-- START EXTRACTED DATA --
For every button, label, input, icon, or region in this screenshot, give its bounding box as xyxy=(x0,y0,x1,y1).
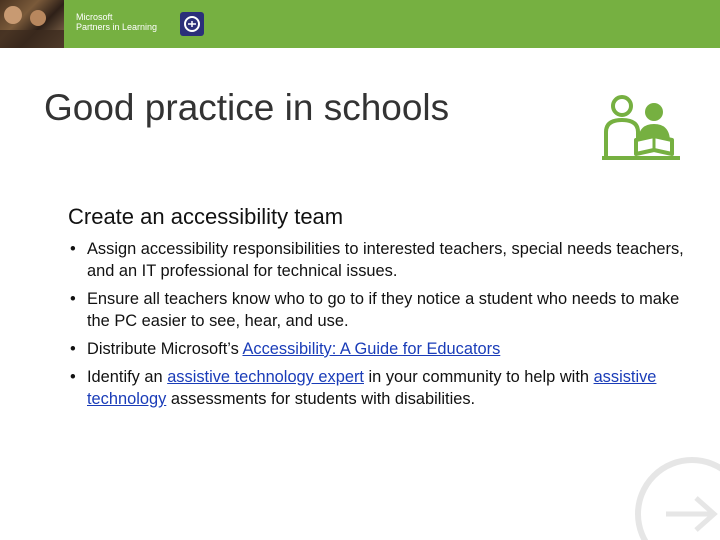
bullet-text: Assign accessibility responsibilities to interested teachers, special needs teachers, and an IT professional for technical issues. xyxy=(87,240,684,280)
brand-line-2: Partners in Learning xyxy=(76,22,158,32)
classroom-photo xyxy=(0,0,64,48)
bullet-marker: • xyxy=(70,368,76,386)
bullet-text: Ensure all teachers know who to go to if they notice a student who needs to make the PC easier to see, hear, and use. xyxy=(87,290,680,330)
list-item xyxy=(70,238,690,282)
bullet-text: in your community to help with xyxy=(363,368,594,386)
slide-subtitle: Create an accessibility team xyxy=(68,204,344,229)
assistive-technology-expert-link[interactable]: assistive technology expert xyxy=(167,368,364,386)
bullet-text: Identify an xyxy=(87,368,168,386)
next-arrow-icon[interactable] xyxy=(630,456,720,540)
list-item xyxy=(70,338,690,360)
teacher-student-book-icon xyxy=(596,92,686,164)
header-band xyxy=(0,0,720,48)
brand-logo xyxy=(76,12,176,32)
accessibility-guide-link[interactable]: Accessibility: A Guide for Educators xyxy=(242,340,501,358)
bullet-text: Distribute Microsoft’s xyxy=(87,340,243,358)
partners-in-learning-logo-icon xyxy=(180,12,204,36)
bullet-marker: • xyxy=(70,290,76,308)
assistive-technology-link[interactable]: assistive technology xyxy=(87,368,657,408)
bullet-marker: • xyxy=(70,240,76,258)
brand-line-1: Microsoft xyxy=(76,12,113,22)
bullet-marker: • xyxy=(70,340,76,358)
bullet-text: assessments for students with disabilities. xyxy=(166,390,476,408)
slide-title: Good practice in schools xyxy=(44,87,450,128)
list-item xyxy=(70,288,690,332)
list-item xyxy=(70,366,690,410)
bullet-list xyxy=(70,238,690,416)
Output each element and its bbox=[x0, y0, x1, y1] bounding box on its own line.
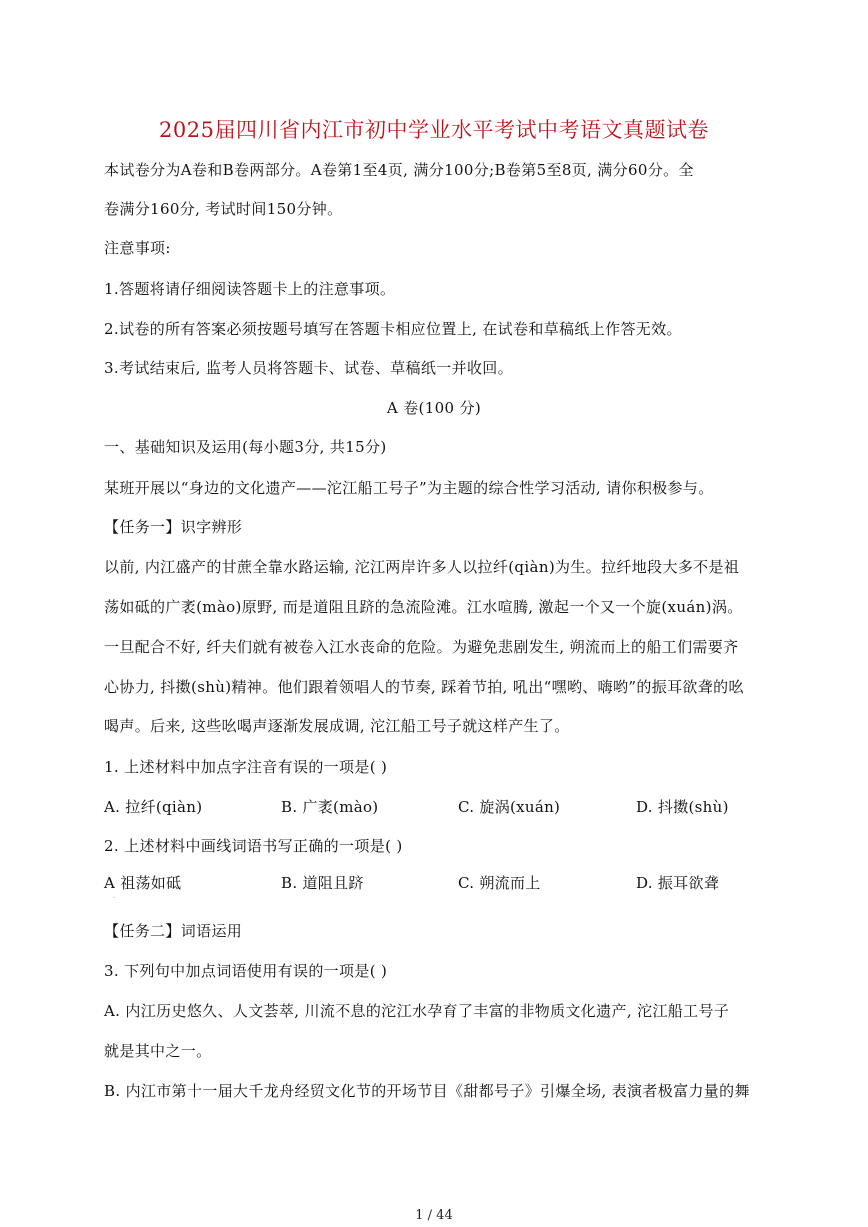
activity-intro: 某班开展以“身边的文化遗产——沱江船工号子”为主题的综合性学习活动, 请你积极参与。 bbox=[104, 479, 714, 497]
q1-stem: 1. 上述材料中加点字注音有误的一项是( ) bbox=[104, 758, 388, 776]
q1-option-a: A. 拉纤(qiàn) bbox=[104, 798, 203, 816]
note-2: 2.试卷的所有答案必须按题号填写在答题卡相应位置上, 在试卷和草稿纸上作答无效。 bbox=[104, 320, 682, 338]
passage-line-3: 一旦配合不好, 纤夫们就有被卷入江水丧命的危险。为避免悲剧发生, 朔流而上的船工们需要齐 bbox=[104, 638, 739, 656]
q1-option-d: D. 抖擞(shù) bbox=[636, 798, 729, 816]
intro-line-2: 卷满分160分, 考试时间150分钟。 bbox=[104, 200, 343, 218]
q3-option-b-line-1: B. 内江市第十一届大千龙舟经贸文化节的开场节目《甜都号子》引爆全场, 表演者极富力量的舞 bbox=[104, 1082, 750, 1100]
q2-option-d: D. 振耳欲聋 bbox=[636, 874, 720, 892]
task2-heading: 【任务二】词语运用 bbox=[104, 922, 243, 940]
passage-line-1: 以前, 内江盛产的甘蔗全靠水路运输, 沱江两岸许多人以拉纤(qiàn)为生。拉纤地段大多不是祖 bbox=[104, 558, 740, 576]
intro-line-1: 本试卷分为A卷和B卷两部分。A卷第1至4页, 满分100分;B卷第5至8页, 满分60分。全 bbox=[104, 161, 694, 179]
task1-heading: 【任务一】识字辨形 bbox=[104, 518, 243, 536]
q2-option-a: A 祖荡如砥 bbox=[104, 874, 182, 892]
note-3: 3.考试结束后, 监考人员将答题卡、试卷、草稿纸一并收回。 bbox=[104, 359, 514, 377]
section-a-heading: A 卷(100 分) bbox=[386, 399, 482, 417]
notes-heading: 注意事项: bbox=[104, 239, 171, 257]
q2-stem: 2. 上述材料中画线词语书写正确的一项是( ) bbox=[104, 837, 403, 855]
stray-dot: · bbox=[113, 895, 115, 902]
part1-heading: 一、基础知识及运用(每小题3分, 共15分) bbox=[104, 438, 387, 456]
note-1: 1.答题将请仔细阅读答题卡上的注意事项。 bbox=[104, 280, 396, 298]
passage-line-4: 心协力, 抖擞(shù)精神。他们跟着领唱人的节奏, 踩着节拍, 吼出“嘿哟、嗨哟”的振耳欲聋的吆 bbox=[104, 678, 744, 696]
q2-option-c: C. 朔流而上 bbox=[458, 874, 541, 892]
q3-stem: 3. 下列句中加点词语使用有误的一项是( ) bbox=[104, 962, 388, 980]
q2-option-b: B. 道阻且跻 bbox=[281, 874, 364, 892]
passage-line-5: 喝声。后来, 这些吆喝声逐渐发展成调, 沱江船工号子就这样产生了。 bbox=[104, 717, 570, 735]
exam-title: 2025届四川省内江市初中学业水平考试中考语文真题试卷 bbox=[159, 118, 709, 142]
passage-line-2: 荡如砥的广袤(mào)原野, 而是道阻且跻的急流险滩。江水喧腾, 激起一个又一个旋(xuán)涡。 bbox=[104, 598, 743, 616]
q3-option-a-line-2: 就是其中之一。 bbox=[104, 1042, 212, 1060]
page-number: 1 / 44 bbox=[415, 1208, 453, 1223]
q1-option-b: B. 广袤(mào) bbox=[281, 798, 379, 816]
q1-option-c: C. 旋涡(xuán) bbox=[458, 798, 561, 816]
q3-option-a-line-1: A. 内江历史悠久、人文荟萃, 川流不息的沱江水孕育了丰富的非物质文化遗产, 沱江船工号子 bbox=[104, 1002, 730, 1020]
-- END EXTRACTED DATA --
# EXERCISE
Rewrite all of the rows above, substituting "enclosing rectangle" for "bounding box" and leaving everything else unchanged. Omit the pictures from your answer.

# FINAL ANSWER
For every button, label, input, icon, or region in this screenshot, give its enclosing rectangle as xyxy=(x0,y0,x1,y1).
bullet-text: Assign accessibility responsibilities to interested teachers, special needs teachers, and an IT professional for technical issues. xyxy=(87,240,684,280)
brand-line-2: Partners in Learning xyxy=(76,22,158,32)
classroom-photo xyxy=(0,0,64,48)
bullet-marker: • xyxy=(70,368,76,386)
bullet-text: Ensure all teachers know who to go to if they notice a student who needs to make the PC easier to see, hear, and use. xyxy=(87,290,680,330)
list-item xyxy=(70,238,690,282)
bullet-text: in your community to help with xyxy=(363,368,594,386)
slide-subtitle: Create an accessibility team xyxy=(68,204,344,229)
assistive-technology-expert-link[interactable]: assistive technology expert xyxy=(167,368,364,386)
bullet-text: Identify an xyxy=(87,368,168,386)
next-arrow-icon[interactable] xyxy=(630,456,720,540)
list-item xyxy=(70,338,690,360)
teacher-student-book-icon xyxy=(596,92,686,164)
header-band xyxy=(0,0,720,48)
brand-logo xyxy=(76,12,176,32)
accessibility-guide-link[interactable]: Accessibility: A Guide for Educators xyxy=(242,340,501,358)
bullet-text: Distribute Microsoft’s xyxy=(87,340,243,358)
partners-in-learning-logo-icon xyxy=(180,12,204,36)
bullet-marker: • xyxy=(70,290,76,308)
assistive-technology-link[interactable]: assistive technology xyxy=(87,368,657,408)
bullet-marker: • xyxy=(70,240,76,258)
brand-line-1: Microsoft xyxy=(76,12,113,22)
bullet-marker: • xyxy=(70,340,76,358)
bullet-text: assessments for students with disabilities. xyxy=(166,390,476,408)
slide-title: Good practice in schools xyxy=(44,87,450,128)
list-item xyxy=(70,288,690,332)
list-item xyxy=(70,366,690,410)
bullet-list xyxy=(70,238,690,416)
Output each element and its bbox=[x0, y0, x1, y1] enclosing rectangle on its own line.
activity-intro: 某班开展以“身边的文化遗产——沱江船工号子”为主题的综合性学习活动, 请你积极参与。 bbox=[104, 479, 714, 497]
q1-stem: 1. 上述材料中加点字注音有误的一项是( ) bbox=[104, 758, 388, 776]
q1-option-a: A. 拉纤(qiàn) bbox=[104, 798, 203, 816]
note-2: 2.试卷的所有答案必须按题号填写在答题卡相应位置上, 在试卷和草稿纸上作答无效。 bbox=[104, 320, 682, 338]
passage-line-3: 一旦配合不好, 纤夫们就有被卷入江水丧命的危险。为避免悲剧发生, 朔流而上的船工们需要齐 bbox=[104, 638, 739, 656]
q1-option-d: D. 抖擞(shù) bbox=[636, 798, 729, 816]
intro-line-2: 卷满分160分, 考试时间150分钟。 bbox=[104, 200, 343, 218]
q3-option-b-line-1: B. 内江市第十一届大千龙舟经贸文化节的开场节目《甜都号子》引爆全场, 表演者极富力量的舞 bbox=[104, 1082, 750, 1100]
q2-option-d: D. 振耳欲聋 bbox=[636, 874, 720, 892]
task2-heading: 【任务二】词语运用 bbox=[104, 922, 243, 940]
passage-line-1: 以前, 内江盛产的甘蔗全靠水路运输, 沱江两岸许多人以拉纤(qiàn)为生。拉纤地段大多不是祖 bbox=[104, 558, 740, 576]
intro-line-1: 本试卷分为A卷和B卷两部分。A卷第1至4页, 满分100分;B卷第5至8页, 满分60分。全 bbox=[104, 161, 694, 179]
task1-heading: 【任务一】识字辨形 bbox=[104, 518, 243, 536]
q2-option-a: A 祖荡如砥 bbox=[104, 874, 182, 892]
note-3: 3.考试结束后, 监考人员将答题卡、试卷、草稿纸一并收回。 bbox=[104, 359, 514, 377]
section-a-heading: A 卷(100 分) bbox=[386, 399, 482, 417]
notes-heading: 注意事项: bbox=[104, 239, 171, 257]
q2-stem: 2. 上述材料中画线词语书写正确的一项是( ) bbox=[104, 837, 403, 855]
stray-dot: · bbox=[113, 895, 115, 902]
part1-heading: 一、基础知识及运用(每小题3分, 共15分) bbox=[104, 438, 387, 456]
note-1: 1.答题将请仔细阅读答题卡上的注意事项。 bbox=[104, 280, 396, 298]
passage-line-4: 心协力, 抖擞(shù)精神。他们跟着领唱人的节奏, 踩着节拍, 吼出“嘿哟、嗨哟”的振耳欲聋的吆 bbox=[104, 678, 744, 696]
q2-option-c: C. 朔流而上 bbox=[458, 874, 541, 892]
q3-stem: 3. 下列句中加点词语使用有误的一项是( ) bbox=[104, 962, 388, 980]
q2-option-b: B. 道阻且跻 bbox=[281, 874, 364, 892]
passage-line-5: 喝声。后来, 这些吆喝声逐渐发展成调, 沱江船工号子就这样产生了。 bbox=[104, 717, 570, 735]
exam-title: 2025届四川省内江市初中学业水平考试中考语文真题试卷 bbox=[159, 118, 709, 142]
passage-line-2: 荡如砥的广袤(mào)原野, 而是道阻且跻的急流险滩。江水喧腾, 激起一个又一个旋(xuán)涡。 bbox=[104, 598, 743, 616]
q3-option-a-line-2: 就是其中之一。 bbox=[104, 1042, 212, 1060]
page-number: 1 / 44 bbox=[415, 1208, 453, 1223]
q1-option-b: B. 广袤(mào) bbox=[281, 798, 379, 816]
q1-option-c: C. 旋涡(xuán) bbox=[458, 798, 561, 816]
q3-option-a-line-1: A. 内江历史悠久、人文荟萃, 川流不息的沱江水孕育了丰富的非物质文化遗产, 沱江船工号子 bbox=[104, 1002, 730, 1020]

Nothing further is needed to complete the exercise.